→ **Exercise aim**: Format the rows below as a Markdown table with two columns, "No." for the row number and "Line" for the text of the line, and leave out any blank lines.

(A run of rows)
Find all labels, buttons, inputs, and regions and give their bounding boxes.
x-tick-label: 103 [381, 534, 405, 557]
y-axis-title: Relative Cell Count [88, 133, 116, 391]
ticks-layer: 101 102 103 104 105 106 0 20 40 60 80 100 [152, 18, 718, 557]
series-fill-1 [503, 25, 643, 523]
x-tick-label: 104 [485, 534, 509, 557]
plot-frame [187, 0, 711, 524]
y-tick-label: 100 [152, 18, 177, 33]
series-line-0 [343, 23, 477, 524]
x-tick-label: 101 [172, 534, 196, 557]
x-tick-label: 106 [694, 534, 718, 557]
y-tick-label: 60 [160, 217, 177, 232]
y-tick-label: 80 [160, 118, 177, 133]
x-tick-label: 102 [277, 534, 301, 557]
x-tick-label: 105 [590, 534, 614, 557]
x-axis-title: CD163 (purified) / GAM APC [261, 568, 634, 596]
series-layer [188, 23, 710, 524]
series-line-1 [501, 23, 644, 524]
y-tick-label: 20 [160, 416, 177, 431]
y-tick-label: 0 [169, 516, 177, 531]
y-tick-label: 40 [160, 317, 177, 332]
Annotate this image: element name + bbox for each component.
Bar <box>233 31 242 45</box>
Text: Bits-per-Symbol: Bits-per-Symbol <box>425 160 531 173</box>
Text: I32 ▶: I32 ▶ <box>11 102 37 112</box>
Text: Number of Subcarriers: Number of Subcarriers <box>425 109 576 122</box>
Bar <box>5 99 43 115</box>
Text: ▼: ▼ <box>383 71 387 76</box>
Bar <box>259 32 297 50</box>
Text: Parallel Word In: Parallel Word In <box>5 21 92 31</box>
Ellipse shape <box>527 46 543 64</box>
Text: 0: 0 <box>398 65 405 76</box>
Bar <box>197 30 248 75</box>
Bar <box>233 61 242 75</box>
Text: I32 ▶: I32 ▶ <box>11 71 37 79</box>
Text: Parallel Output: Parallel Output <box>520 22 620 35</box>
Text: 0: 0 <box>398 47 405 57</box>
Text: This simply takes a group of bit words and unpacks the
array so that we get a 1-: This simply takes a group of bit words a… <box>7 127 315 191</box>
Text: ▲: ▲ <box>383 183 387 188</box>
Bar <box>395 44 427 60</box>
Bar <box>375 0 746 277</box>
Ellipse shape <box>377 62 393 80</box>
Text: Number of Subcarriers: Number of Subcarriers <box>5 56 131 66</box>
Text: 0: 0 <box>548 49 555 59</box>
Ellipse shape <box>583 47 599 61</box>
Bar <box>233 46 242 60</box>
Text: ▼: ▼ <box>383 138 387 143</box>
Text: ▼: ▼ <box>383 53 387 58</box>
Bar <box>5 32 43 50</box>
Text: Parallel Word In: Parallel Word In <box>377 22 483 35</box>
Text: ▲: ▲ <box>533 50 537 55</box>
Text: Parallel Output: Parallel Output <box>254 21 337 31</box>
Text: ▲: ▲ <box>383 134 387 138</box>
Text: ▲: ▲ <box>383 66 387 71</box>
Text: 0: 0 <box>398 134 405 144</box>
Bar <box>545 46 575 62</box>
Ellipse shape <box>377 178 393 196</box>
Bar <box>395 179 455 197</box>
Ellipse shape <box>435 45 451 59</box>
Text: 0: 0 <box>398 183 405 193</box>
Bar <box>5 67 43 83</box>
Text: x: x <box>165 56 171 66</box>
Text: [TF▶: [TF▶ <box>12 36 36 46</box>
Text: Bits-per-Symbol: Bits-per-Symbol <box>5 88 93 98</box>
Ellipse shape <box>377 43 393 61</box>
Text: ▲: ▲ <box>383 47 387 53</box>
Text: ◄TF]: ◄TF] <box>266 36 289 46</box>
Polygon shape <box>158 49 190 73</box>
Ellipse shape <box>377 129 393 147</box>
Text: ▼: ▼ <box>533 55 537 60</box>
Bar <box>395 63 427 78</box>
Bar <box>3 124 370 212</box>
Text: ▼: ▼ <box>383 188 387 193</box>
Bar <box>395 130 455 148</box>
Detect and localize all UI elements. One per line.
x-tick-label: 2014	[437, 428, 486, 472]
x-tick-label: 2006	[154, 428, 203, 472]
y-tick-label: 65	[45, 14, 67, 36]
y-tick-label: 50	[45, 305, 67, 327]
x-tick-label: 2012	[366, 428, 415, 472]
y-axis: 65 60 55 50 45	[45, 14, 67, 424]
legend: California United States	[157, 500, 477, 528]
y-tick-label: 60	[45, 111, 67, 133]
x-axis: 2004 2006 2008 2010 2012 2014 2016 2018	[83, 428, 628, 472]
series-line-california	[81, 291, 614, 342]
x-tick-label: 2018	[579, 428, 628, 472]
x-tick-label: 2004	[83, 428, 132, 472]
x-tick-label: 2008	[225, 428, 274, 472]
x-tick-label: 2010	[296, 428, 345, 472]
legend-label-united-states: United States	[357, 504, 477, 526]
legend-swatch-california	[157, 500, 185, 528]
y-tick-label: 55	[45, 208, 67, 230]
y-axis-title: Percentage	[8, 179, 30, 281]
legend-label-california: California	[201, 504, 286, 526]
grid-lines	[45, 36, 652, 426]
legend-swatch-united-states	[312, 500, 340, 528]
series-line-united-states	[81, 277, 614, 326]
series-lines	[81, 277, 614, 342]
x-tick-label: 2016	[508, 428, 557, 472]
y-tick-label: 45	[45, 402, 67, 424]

→ **Final result**:
| No. | Line |
|---|---|
| 1 | Find all labels, buttons, inputs, and regions and give their bounding boxes. |
| 2 | x-tick-label: 103 [381, 534, 405, 557] |
| 3 | y-axis-title: Relative Cell Count [88, 133, 116, 391] |
| 4 | ticks-layer: 101 102 103 104 105 106 0 20 40 60 80 100 [152, 18, 718, 557] |
| 5 | series-fill-1 [503, 25, 643, 523] |
| 6 | x-tick-label: 104 [485, 534, 509, 557] |
| 7 | plot-frame [187, 0, 711, 524] |
| 8 | y-tick-label: 100 [152, 18, 177, 33] |
| 9 | series-line-0 [343, 23, 477, 524] |
| 10 | x-tick-label: 101 [172, 534, 196, 557] |
| 11 | x-tick-label: 106 [694, 534, 718, 557] |
| 12 | y-tick-label: 60 [160, 217, 177, 232] |
| 13 | y-tick-label: 80 [160, 118, 177, 133] |
| 14 | x-tick-label: 102 [277, 534, 301, 557] |
| 15 | x-tick-label: 105 [590, 534, 614, 557] |
| 16 | x-axis-title: CD163 (purified) / GAM APC [261, 568, 634, 596] |
| 17 | series-layer [188, 23, 710, 524] |
| 18 | series-line-1 [501, 23, 644, 524] |
| 19 | y-tick-label: 20 [160, 416, 177, 431] |
| 20 | y-tick-label: 0 [169, 516, 177, 531] |
| 21 | y-tick-label: 40 [160, 317, 177, 332] |
| 22 | Annotate this image: element name + bbox for each component. |
| 23 | Bar <box>233 31 242 45</box> |
| 24 | Text: Bits-per-Symbol: Bits-per-Symbol <box>425 160 531 173</box> |
| 25 | Text: I32 ▶: I32 ▶ <box>11 102 37 112</box> |
| 26 | Text: Number of Subcarriers: Number of Subcarriers <box>425 109 576 122</box> |
| 27 | Bar <box>5 99 43 115</box> |
| 28 | Text: ▼: ▼ <box>383 71 387 76</box> |
| 29 | Bar <box>259 32 297 50</box> |
| 30 | Text: Parallel Word In: Parallel Word In <box>5 21 92 31</box> |
| 31 | Ellipse shape <box>527 46 543 64</box> |
| 32 | Text: 0: 0 <box>398 65 405 76</box> |
| 33 | Bar <box>197 30 248 75</box> |
| 34 | Bar <box>233 61 242 75</box> |
| 35 | Text: I32 ▶: I32 ▶ <box>11 71 37 79</box> |
| 36 | Text: Parallel Output: Parallel Output <box>520 22 620 35</box> |
| 37 | Text: 0: 0 <box>398 47 405 57</box> |
| 38 | Text: This simply takes a group of bit words and unpacks the |
| 39 | array so that we get a 1-: This simply takes a group of bit words a… <box>7 127 315 191</box> |
| 40 | Text: ▲: ▲ <box>383 183 387 188</box> |
| 41 | Bar <box>395 44 427 60</box> |
| 42 | Bar <box>375 0 746 277</box> |
| 43 | Ellipse shape <box>377 62 393 80</box> |
| 44 | Text: Number of Subcarriers: Number of Subcarriers <box>5 56 131 66</box> |
| 45 | Text: 0: 0 <box>548 49 555 59</box> |
| 46 | Ellipse shape <box>583 47 599 61</box> |
| 47 | Bar <box>233 46 242 60</box> |
| 48 | Text: ▼: ▼ <box>383 138 387 143</box> |
| 49 | Text: ▼: ▼ <box>383 53 387 58</box> |
| 50 | Bar <box>5 32 43 50</box> |
| 51 | Text: Parallel Word In: Parallel Word In <box>377 22 483 35</box> |
| 52 | Text: ▲: ▲ <box>533 50 537 55</box> |
| 53 | Text: Parallel Output: Parallel Output <box>254 21 337 31</box> |
| 54 | Text: ▲: ▲ <box>383 134 387 138</box> |
| 55 | Text: ▲: ▲ <box>383 66 387 71</box> |
| 56 | Text: 0: 0 <box>398 134 405 144</box> |
| 57 | Bar <box>545 46 575 62</box> |
| 58 | Ellipse shape <box>377 178 393 196</box> |
| 59 | Bar <box>395 179 455 197</box> |
| 60 | Ellipse shape <box>435 45 451 59</box> |
| 61 | Text: 0: 0 <box>398 183 405 193</box> |
| 62 | Bar <box>5 67 43 83</box> |
| 63 | Text: x: x <box>165 56 171 66</box> |
| 64 | Text: [TF▶: [TF▶ <box>12 36 36 46</box> |
| 65 | Text: Bits-per-Symbol: Bits-per-Symbol <box>5 88 93 98</box> |
| 66 | Ellipse shape <box>377 43 393 61</box> |
| 67 | Text: ▲: ▲ <box>383 47 387 53</box> |
| 68 | Text: ◄TF]: ◄TF] <box>266 36 289 46</box> |
| 69 | Polygon shape <box>158 49 190 73</box> |
| 70 | Ellipse shape <box>377 129 393 147</box> |
| 71 | Text: ▼: ▼ <box>533 55 537 60</box> |
| 72 | Bar <box>395 63 427 78</box> |
| 73 | Bar <box>3 124 370 212</box> |
| 74 | Text: ▼: ▼ <box>383 188 387 193</box> |
| 75 | Bar <box>395 130 455 148</box> |
| 76 | Detect and localize all UI elements. One per line. |
| 77 | x-tick-label: 2014	[437, 428, 486, 472] |
| 78 | x-tick-label: 2006	[154, 428, 203, 472] |
| 79 | y-tick-label: 65	[45, 14, 67, 36] |
| 80 | y-tick-label: 50	[45, 305, 67, 327] |
| 81 | x-tick-label: 2012	[366, 428, 415, 472] |
| 82 | y-axis: 65 60 55 50 45	[45, 14, 67, 424] |
| 83 | legend: California United States	[157, 500, 477, 528] |
| 84 | y-tick-label: 60	[45, 111, 67, 133] |
| 85 | x-axis: 2004 2006 2008 2010 2012 2014 2016 2018	[83, 428, 628, 472] |
| 86 | series-line-california	[81, 291, 614, 342] |
| 87 | x-tick-label: 2018	[579, 428, 628, 472] |
| 88 | x-tick-label: 2004	[83, 428, 132, 472] |
| 89 | x-tick-label: 2008	[225, 428, 274, 472] |
| 90 | x-tick-label: 2010	[296, 428, 345, 472] |
| 91 | legend-label-united-states: United States	[357, 504, 477, 526] |
| 92 | legend-swatch-california	[157, 500, 185, 528] |
| 93 | y-tick-label: 55	[45, 208, 67, 230] |
| 94 | y-axis-title: Percentage	[8, 179, 30, 281] |
| 95 | legend-label-california: California	[201, 504, 286, 526] |
| 96 | grid-lines	[45, 36, 652, 426] |
| 97 | legend-swatch-united-states	[312, 500, 340, 528] |
| 98 | series-line-united-states	[81, 277, 614, 326] |
| 99 | series-lines	[81, 277, 614, 342] |
| 100 | x-tick-label: 2016	[508, 428, 557, 472] |
| 101 | y-tick-label: 45	[45, 402, 67, 424] |